WRITTEN PROBLEM: Reproduce every line of the records below word for word, omitting the pictures.

Extracted data entries
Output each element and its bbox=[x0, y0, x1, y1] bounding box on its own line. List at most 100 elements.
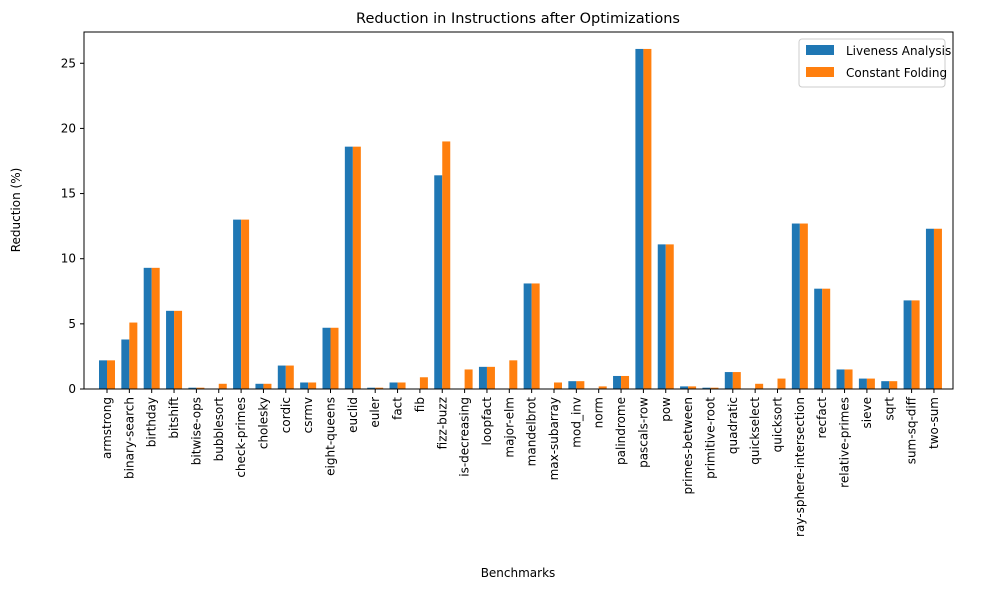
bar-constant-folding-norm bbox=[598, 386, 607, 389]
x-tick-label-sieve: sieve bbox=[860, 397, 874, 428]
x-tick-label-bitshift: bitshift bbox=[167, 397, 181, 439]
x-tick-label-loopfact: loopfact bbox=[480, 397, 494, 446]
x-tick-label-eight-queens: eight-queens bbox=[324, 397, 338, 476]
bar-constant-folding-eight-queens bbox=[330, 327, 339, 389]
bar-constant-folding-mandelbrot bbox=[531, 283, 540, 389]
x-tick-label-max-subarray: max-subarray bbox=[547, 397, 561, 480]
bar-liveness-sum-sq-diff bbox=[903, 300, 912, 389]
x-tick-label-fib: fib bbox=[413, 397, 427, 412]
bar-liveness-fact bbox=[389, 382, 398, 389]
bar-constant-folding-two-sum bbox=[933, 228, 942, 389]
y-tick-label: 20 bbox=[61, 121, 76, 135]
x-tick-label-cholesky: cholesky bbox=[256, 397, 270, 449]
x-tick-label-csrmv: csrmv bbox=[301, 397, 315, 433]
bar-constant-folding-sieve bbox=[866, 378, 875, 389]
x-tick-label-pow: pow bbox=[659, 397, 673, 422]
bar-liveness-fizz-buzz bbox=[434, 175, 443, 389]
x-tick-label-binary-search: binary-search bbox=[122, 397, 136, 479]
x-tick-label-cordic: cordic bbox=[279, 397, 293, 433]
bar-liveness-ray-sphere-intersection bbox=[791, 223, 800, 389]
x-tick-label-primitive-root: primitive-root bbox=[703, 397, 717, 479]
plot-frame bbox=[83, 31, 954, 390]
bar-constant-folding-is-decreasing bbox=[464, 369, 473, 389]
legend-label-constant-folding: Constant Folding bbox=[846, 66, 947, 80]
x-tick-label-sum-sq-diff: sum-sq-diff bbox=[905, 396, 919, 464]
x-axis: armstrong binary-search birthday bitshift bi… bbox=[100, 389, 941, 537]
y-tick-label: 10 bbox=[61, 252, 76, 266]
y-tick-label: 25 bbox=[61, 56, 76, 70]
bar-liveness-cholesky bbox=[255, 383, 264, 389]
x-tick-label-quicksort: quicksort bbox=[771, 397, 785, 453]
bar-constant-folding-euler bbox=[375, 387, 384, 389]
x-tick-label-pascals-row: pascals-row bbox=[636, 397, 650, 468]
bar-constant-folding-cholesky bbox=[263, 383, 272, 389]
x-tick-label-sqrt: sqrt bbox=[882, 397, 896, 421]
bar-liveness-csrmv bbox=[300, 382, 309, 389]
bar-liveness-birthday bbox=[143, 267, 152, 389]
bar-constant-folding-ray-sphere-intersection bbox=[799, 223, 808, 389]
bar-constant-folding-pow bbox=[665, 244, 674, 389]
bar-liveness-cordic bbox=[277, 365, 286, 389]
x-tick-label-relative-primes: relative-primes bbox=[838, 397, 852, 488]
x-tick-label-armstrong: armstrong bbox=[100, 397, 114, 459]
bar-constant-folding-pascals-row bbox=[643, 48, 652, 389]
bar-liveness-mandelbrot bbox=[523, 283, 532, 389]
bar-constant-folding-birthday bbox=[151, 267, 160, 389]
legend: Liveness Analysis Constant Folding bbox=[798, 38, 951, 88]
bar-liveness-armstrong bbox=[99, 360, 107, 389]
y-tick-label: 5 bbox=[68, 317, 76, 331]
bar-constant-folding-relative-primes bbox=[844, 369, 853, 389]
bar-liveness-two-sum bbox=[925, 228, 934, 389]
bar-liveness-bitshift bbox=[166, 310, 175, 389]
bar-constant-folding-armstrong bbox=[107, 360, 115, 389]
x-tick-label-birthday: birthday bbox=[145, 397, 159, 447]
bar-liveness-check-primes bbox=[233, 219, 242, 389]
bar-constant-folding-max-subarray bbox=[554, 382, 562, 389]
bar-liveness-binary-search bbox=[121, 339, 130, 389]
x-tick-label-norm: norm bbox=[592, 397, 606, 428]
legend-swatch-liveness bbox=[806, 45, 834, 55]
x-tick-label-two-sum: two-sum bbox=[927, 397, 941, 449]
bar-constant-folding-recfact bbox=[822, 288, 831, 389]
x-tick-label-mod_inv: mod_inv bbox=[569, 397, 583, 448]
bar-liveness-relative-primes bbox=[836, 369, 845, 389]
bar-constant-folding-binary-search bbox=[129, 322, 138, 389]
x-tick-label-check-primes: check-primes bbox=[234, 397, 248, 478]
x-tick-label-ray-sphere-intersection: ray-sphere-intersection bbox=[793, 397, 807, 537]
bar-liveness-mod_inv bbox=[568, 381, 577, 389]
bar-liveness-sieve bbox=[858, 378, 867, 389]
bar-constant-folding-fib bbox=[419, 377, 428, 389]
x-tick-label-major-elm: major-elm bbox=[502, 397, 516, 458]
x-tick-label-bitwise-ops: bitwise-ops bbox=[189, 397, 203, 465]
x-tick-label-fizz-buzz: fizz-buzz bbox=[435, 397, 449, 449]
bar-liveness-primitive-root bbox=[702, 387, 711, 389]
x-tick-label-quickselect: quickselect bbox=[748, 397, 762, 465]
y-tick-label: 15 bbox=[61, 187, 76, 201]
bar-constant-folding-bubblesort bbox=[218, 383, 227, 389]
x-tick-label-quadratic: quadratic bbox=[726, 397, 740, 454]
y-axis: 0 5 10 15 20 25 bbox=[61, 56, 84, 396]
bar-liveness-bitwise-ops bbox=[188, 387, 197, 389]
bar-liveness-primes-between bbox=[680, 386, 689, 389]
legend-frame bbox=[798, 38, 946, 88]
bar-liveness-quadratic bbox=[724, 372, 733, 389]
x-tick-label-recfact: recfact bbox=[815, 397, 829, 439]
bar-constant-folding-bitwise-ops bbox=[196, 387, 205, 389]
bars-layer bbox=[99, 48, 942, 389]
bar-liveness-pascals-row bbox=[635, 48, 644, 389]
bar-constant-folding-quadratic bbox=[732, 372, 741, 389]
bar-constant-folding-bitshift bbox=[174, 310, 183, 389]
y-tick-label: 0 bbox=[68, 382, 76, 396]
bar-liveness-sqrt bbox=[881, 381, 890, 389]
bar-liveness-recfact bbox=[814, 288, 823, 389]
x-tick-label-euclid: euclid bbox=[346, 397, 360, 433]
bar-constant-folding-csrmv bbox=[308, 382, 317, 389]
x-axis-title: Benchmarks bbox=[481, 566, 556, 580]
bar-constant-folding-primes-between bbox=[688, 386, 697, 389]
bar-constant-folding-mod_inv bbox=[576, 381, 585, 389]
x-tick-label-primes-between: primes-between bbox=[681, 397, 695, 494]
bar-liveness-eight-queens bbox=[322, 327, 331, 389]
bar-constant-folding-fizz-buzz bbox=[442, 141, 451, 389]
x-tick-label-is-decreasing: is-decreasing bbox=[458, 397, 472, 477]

REPLY:
Output each element and its bbox=[x0, y0, x1, y1] bounding box on its own line. List at most 100 elements.
bar-constant-folding-norm bbox=[598, 386, 607, 389]
x-tick-label-sieve: sieve bbox=[860, 397, 874, 428]
x-tick-label-bitshift: bitshift bbox=[167, 397, 181, 439]
x-tick-label-loopfact: loopfact bbox=[480, 397, 494, 446]
x-tick-label-eight-queens: eight-queens bbox=[324, 397, 338, 476]
bar-constant-folding-eight-queens bbox=[330, 327, 339, 389]
bar-constant-folding-mandelbrot bbox=[531, 283, 540, 389]
x-tick-label-max-subarray: max-subarray bbox=[547, 397, 561, 480]
bar-liveness-sum-sq-diff bbox=[903, 300, 912, 389]
x-tick-label-fib: fib bbox=[413, 397, 427, 412]
bar-liveness-fact bbox=[389, 382, 398, 389]
bar-constant-folding-two-sum bbox=[933, 228, 942, 389]
y-tick-label: 20 bbox=[61, 121, 76, 135]
x-tick-label-cholesky: cholesky bbox=[256, 397, 270, 449]
x-tick-label-csrmv: csrmv bbox=[301, 397, 315, 433]
bar-constant-folding-sieve bbox=[866, 378, 875, 389]
x-tick-label-pow: pow bbox=[659, 397, 673, 422]
bar-liveness-fizz-buzz bbox=[434, 175, 443, 389]
x-tick-label-binary-search: binary-search bbox=[122, 397, 136, 479]
x-tick-label-cordic: cordic bbox=[279, 397, 293, 433]
bar-liveness-ray-sphere-intersection bbox=[791, 223, 800, 389]
x-tick-label-primitive-root: primitive-root bbox=[703, 397, 717, 479]
plot-frame bbox=[83, 31, 954, 390]
bar-constant-folding-is-decreasing bbox=[464, 369, 473, 389]
legend-label-constant-folding: Constant Folding bbox=[846, 66, 947, 80]
x-tick-label-sum-sq-diff: sum-sq-diff bbox=[905, 396, 919, 464]
x-axis: armstrong binary-search birthday bitshift bi… bbox=[100, 389, 941, 537]
y-tick-label: 10 bbox=[61, 252, 76, 266]
y-tick-label: 25 bbox=[61, 56, 76, 70]
bar-liveness-cholesky bbox=[255, 383, 264, 389]
x-tick-label-quicksort: quicksort bbox=[771, 397, 785, 453]
bar-constant-folding-euler bbox=[375, 387, 384, 389]
x-tick-label-pascals-row: pascals-row bbox=[636, 397, 650, 468]
bar-constant-folding-cholesky bbox=[263, 383, 272, 389]
x-tick-label-sqrt: sqrt bbox=[882, 397, 896, 421]
bar-liveness-csrmv bbox=[300, 382, 309, 389]
bar-liveness-birthday bbox=[143, 267, 152, 389]
bar-constant-folding-ray-sphere-intersection bbox=[799, 223, 808, 389]
bar-constant-folding-pow bbox=[665, 244, 674, 389]
bar-liveness-cordic bbox=[277, 365, 286, 389]
x-tick-label-relative-primes: relative-primes bbox=[838, 397, 852, 488]
x-tick-label-armstrong: armstrong bbox=[100, 397, 114, 459]
bar-constant-folding-pascals-row bbox=[643, 48, 652, 389]
bar-liveness-mandelbrot bbox=[523, 283, 532, 389]
bar-constant-folding-birthday bbox=[151, 267, 160, 389]
legend: Liveness Analysis Constant Folding bbox=[798, 38, 951, 88]
bar-liveness-armstrong bbox=[99, 360, 107, 389]
y-tick-label: 5 bbox=[68, 317, 76, 331]
bar-constant-folding-relative-primes bbox=[844, 369, 853, 389]
bar-liveness-two-sum bbox=[925, 228, 934, 389]
bar-liveness-bitshift bbox=[166, 310, 175, 389]
bar-constant-folding-armstrong bbox=[107, 360, 115, 389]
x-tick-label-birthday: birthday bbox=[145, 397, 159, 447]
bar-liveness-check-primes bbox=[233, 219, 242, 389]
bar-constant-folding-max-subarray bbox=[554, 382, 562, 389]
bar-liveness-binary-search bbox=[121, 339, 130, 389]
x-tick-label-norm: norm bbox=[592, 397, 606, 428]
legend-swatch-liveness bbox=[806, 45, 834, 55]
x-tick-label-two-sum: two-sum bbox=[927, 397, 941, 449]
bar-constant-folding-recfact bbox=[822, 288, 831, 389]
x-tick-label-mod_inv: mod_inv bbox=[569, 397, 583, 448]
bar-liveness-relative-primes bbox=[836, 369, 845, 389]
bar-constant-folding-binary-search bbox=[129, 322, 138, 389]
x-tick-label-check-primes: check-primes bbox=[234, 397, 248, 478]
x-tick-label-ray-sphere-intersection: ray-sphere-intersection bbox=[793, 397, 807, 537]
bar-liveness-mod_inv bbox=[568, 381, 577, 389]
bar-liveness-sieve bbox=[858, 378, 867, 389]
bar-constant-folding-fib bbox=[419, 377, 428, 389]
x-tick-label-major-elm: major-elm bbox=[502, 397, 516, 458]
x-tick-label-bitwise-ops: bitwise-ops bbox=[189, 397, 203, 465]
x-tick-label-fizz-buzz: fizz-buzz bbox=[435, 397, 449, 449]
bar-liveness-primitive-root bbox=[702, 387, 711, 389]
x-tick-label-quickselect: quickselect bbox=[748, 397, 762, 465]
y-tick-label: 15 bbox=[61, 187, 76, 201]
bar-constant-folding-bubblesort bbox=[218, 383, 227, 389]
x-tick-label-quadratic: quadratic bbox=[726, 397, 740, 454]
y-axis: 0 5 10 15 20 25 bbox=[61, 56, 84, 396]
bar-liveness-bitwise-ops bbox=[188, 387, 197, 389]
bar-liveness-primes-between bbox=[680, 386, 689, 389]
legend-frame bbox=[798, 38, 946, 88]
bar-liveness-quadratic bbox=[724, 372, 733, 389]
x-tick-label-recfact: recfact bbox=[815, 397, 829, 439]
bar-constant-folding-bitwise-ops bbox=[196, 387, 205, 389]
bars-layer bbox=[99, 48, 942, 389]
bar-liveness-pascals-row bbox=[635, 48, 644, 389]
bar-constant-folding-quadratic bbox=[732, 372, 741, 389]
bar-constant-folding-bitshift bbox=[174, 310, 183, 389]
y-tick-label: 0 bbox=[68, 382, 76, 396]
bar-liveness-sqrt bbox=[881, 381, 890, 389]
bar-liveness-recfact bbox=[814, 288, 823, 389]
x-tick-label-euclid: euclid bbox=[346, 397, 360, 433]
bar-constant-folding-csrmv bbox=[308, 382, 317, 389]
x-axis-title: Benchmarks bbox=[481, 566, 556, 580]
bar-constant-folding-primes-between bbox=[688, 386, 697, 389]
bar-constant-folding-mod_inv bbox=[576, 381, 585, 389]
x-tick-label-primes-between: primes-between bbox=[681, 397, 695, 494]
bar-liveness-eight-queens bbox=[322, 327, 331, 389]
bar-constant-folding-fizz-buzz bbox=[442, 141, 451, 389]
x-tick-label-is-decreasing: is-decreasing bbox=[458, 397, 472, 477]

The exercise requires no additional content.